__Recorded data__.

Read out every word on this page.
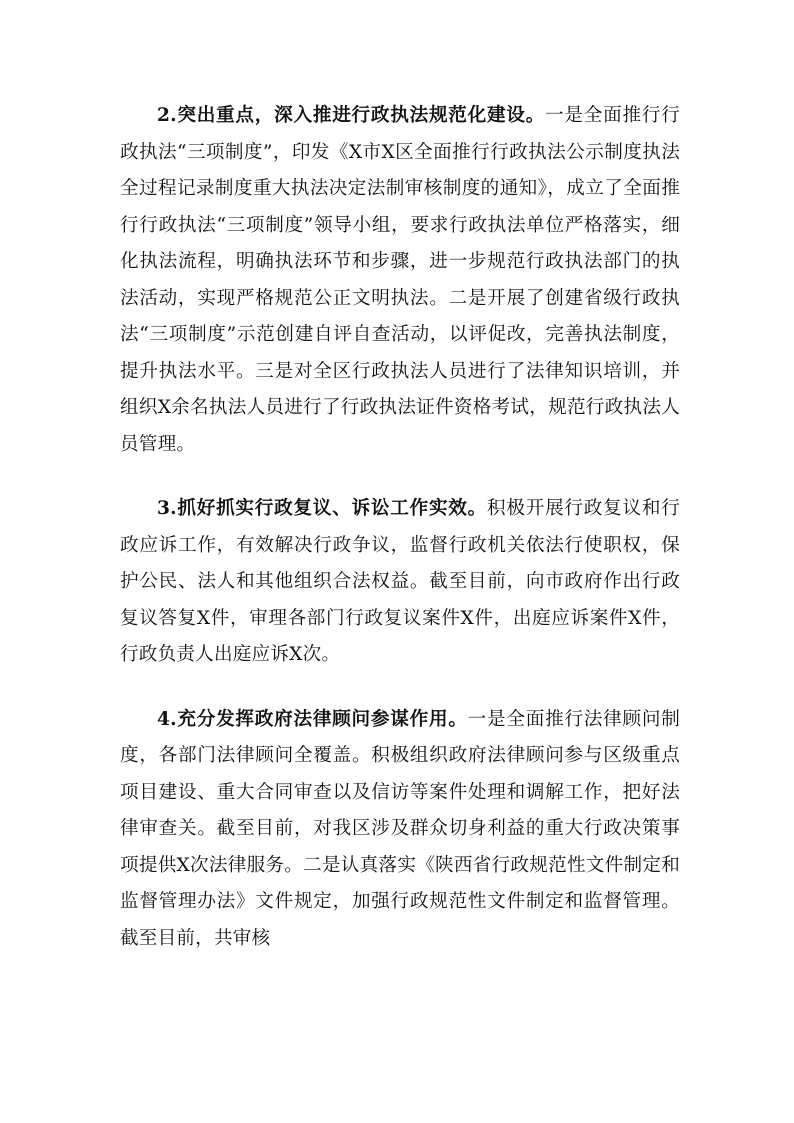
2.突出重点，深入推进行政执法规范化建设。一是全面推行行政执法“三项制度”，印发《X市X区全面推行行政执法公示制度执法全过程记录制度重大执法决定法制审核制度的通知》，成立了全面推行行政执法“三项制度”领导小组，要求行政执法单位严格落实，细化执法流程，明确执法环节和步骤，进一步规范行政执法部门的执法活动，实现严格规范公正文明执法。二是开展了创建省级行政执法“三项制度”示范创建自评自查活动，以评促改，完善执法制度，提升执法水平。三是对全区行政执法人员进行了法律知识培训，并组织X余名执法人员进行了行政执法证件资格考试，规范行政执法人员管理。

3.抓好抓实行政复议、诉讼工作实效。积极开展行政复议和行政应诉工作，有效解决行政争议，监督行政机关依法行使职权，保护公民、法人和其他组织合法权益。截至目前，向市政府作出行政复议答复X件，审理各部门行政复议案件X件，出庭应诉案件X件，行政负责人出庭应诉X次。

4.充分发挥政府法律顾问参谋作用。一是全面推行法律顾问制度，各部门法律顾问全覆盖。积极组织政府法律顾问参与区级重点项目建设、重大合同审查以及信访等案件处理和调解工作，把好法律审查关。截至目前，对我区涉及群众切身利益的重大行政决策事项提供X次法律服务。二是认真落实《陕西省行政规范性文件制定和监督管理办法》文件规定，加强行政规范性文件制定和监督管理。截至目前，共审核
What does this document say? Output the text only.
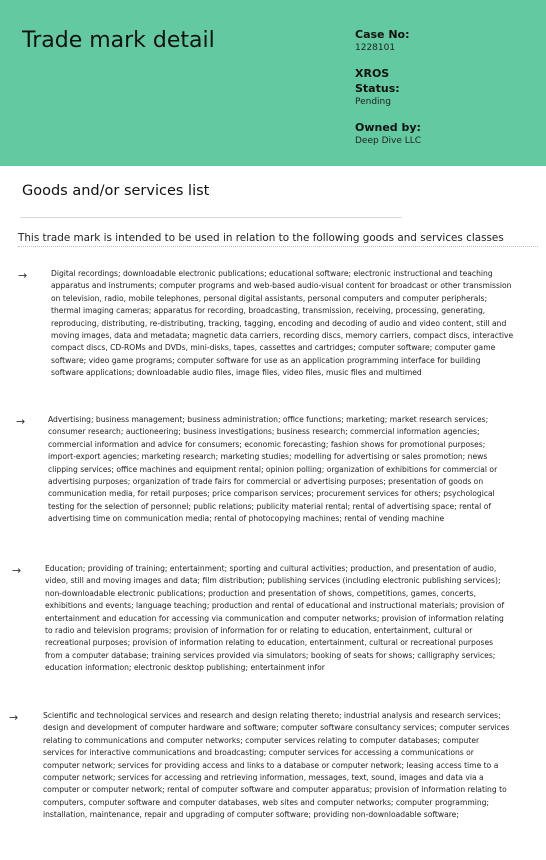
Trade mark detail	Case No:
1228101
XROS
Status:
Pending
Owned by:
Deep Dive LLC
Goods and/or services list
This trade mark is intended to be used in relation to the following goods and services classes
→	Digital recordings; downloadable electronic publications; educational software; electronic instructional and teaching apparatus and instruments; computer programs and web-based audio-visual content for broadcast or other transmission on television, radio, mobile telephones, personal digital assistants, personal computers and computer peripherals; thermal imaging cameras; apparatus for recording, broadcasting, transmission, receiving, processing, generating, reproducing, distributing, re-distributing, tracking, tagging, encoding and decoding of audio and video content, still and moving images, data and metadata; magnetic data carriers, recording discs, memory carriers, compact discs, interactive compact discs, CD-ROMs and DVDs, mini-disks, tapes, cassettes and cartridges; computer software; computer game software; video game programs; computer software for use as an application programming interface for building software applications; downloadable audio files, image files, video files, music files and multimed

→	Advertising; business management; business administration; office functions; marketing; market research services; consumer research; auctioneering; business investigations; business research; commercial information agencies; commercial information and advice for consumers; economic forecasting; fashion shows for promotional purposes; import-export agencies; marketing research; marketing studies; modelling for advertising or sales promotion; news clipping services; office machines and equipment rental; opinion polling; organization of exhibitions for commercial or advertising purposes; organization of trade fairs for commercial or advertising purposes; presentation of goods on communication media, for retail purposes; price comparison services; procurement services for others; psychological testing for the selection of personnel; public relations; publicity material rental; rental of advertising space; rental of advertising time on communication media; rental of photocopying machines; rental of vending machine

→	Education; providing of training; entertainment; sporting and cultural activities; production, and presentation of audio, video, still and moving images and data; film distribution; publishing services (including electronic publishing services); non-downloadable electronic publications; production and presentation of shows, competitions, games, concerts, exhibitions and events; language teaching; production and rental of educational and instructional materials; provision of entertainment and education for accessing via communication and computer networks; provision of information relating to radio and television programs; provision of information for or relating to education, entertainment, cultural or recreational purposes; provision of information relating to education, entertainment, cultural or recreational purposes from a computer database; training services provided via simulators; booking of seats for shows; calligraphy services; education information; electronic desktop publishing; entertainment infor

→	Scientific and technological services and research and design relating thereto; industrial analysis and research services; design and development of computer hardware and software; computer software consultancy services; computer services relating to communications and computer networks; computer services relating to computer databases; computer services for interactive communications and broadcasting; computer services for accessing a communications or computer network; services for providing access and links to a database or computer network; leasing access time to a computer network; services for accessing and retrieving information, messages, text, sound, images and data via a computer or computer network; rental of computer software and computer apparatus; provision of information relating to computers, computer software and computer databases, web sites and computer networks; computer programming; installation, maintenance, repair and upgrading of computer software; providing non-downloadable software;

__Exercise aim__. Omit every picture, then repeat the remaining data exactly as it appears above.

__Written response__.
Read out every word on this page.
2.突出重点，深入推进行政执法规范化建设。一是全面推行行政执法“三项制度”，印发《X市X区全面推行行政执法公示制度执法全过程记录制度重大执法决定法制审核制度的通知》，成立了全面推行行政执法“三项制度”领导小组，要求行政执法单位严格落实，细化执法流程，明确执法环节和步骤，进一步规范行政执法部门的执法活动，实现严格规范公正文明执法。二是开展了创建省级行政执法“三项制度”示范创建自评自查活动，以评促改，完善执法制度，提升执法水平。三是对全区行政执法人员进行了法律知识培训，并组织X余名执法人员进行了行政执法证件资格考试，规范行政执法人员管理。

3.抓好抓实行政复议、诉讼工作实效。积极开展行政复议和行政应诉工作，有效解决行政争议，监督行政机关依法行使职权，保护公民、法人和其他组织合法权益。截至目前，向市政府作出行政复议答复X件，审理各部门行政复议案件X件，出庭应诉案件X件，行政负责人出庭应诉X次。

4.充分发挥政府法律顾问参谋作用。一是全面推行法律顾问制度，各部门法律顾问全覆盖。积极组织政府法律顾问参与区级重点项目建设、重大合同审查以及信访等案件处理和调解工作，把好法律审查关。截至目前，对我区涉及群众切身利益的重大行政决策事项提供X次法律服务。二是认真落实《陕西省行政规范性文件制定和监督管理办法》文件规定，加强行政规范性文件制定和监督管理。截至目前，共审核
What does this document say? Output the text only.
Trade mark detail	Case No:
1228101
XROS
Status:
Pending
Owned by:
Deep Dive LLC
Goods and/or services list
This trade mark is intended to be used in relation to the following goods and services classes
→	Digital recordings; downloadable electronic publications; educational software; electronic instructional and teaching apparatus and instruments; computer programs and web-based audio-visual content for broadcast or other transmission on television, radio, mobile telephones, personal digital assistants, personal computers and computer peripherals; thermal imaging cameras; apparatus for recording, broadcasting, transmission, receiving, processing, generating, reproducing, distributing, re-distributing, tracking, tagging, encoding and decoding of audio and video content, still and moving images, data and metadata; magnetic data carriers, recording discs, memory carriers, compact discs, interactive compact discs, CD-ROMs and DVDs, mini-disks, tapes, cassettes and cartridges; computer software; computer game software; video game programs; computer software for use as an application programming interface for building software applications; downloadable audio files, image files, video files, music files and multimed

→	Advertising; business management; business administration; office functions; marketing; market research services; consumer research; auctioneering; business investigations; business research; commercial information agencies; commercial information and advice for consumers; economic forecasting; fashion shows for promotional purposes; import-export agencies; marketing research; marketing studies; modelling for advertising or sales promotion; news clipping services; office machines and equipment rental; opinion polling; organization of exhibitions for commercial or advertising purposes; organization of trade fairs for commercial or advertising purposes; presentation of goods on communication media, for retail purposes; price comparison services; procurement services for others; psychological testing for the selection of personnel; public relations; publicity material rental; rental of advertising space; rental of advertising time on communication media; rental of photocopying machines; rental of vending machine

→	Education; providing of training; entertainment; sporting and cultural activities; production, and presentation of audio, video, still and moving images and data; film distribution; publishing services (including electronic publishing services); non-downloadable electronic publications; production and presentation of shows, competitions, games, concerts, exhibitions and events; language teaching; production and rental of educational and instructional materials; provision of entertainment and education for accessing via communication and computer networks; provision of information relating to radio and television programs; provision of information for or relating to education, entertainment, cultural or recreational purposes; provision of information relating to education, entertainment, cultural or recreational purposes from a computer database; training services provided via simulators; booking of seats for shows; calligraphy services; education information; electronic desktop publishing; entertainment infor

→	Scientific and technological services and research and design relating thereto; industrial analysis and research services; design and development of computer hardware and software; computer software consultancy services; computer services relating to communications and computer networks; computer services relating to computer databases; computer services for interactive communications and broadcasting; computer services for accessing a communications or computer network; services for providing access and links to a database or computer network; leasing access time to a computer network; services for accessing and retrieving information, messages, text, sound, images and data via a computer or computer network; rental of computer software and computer apparatus; provision of information relating to computers, computer software and computer databases, web sites and computer networks; computer programming; installation, maintenance, repair and upgrading of computer software; providing non-downloadable software;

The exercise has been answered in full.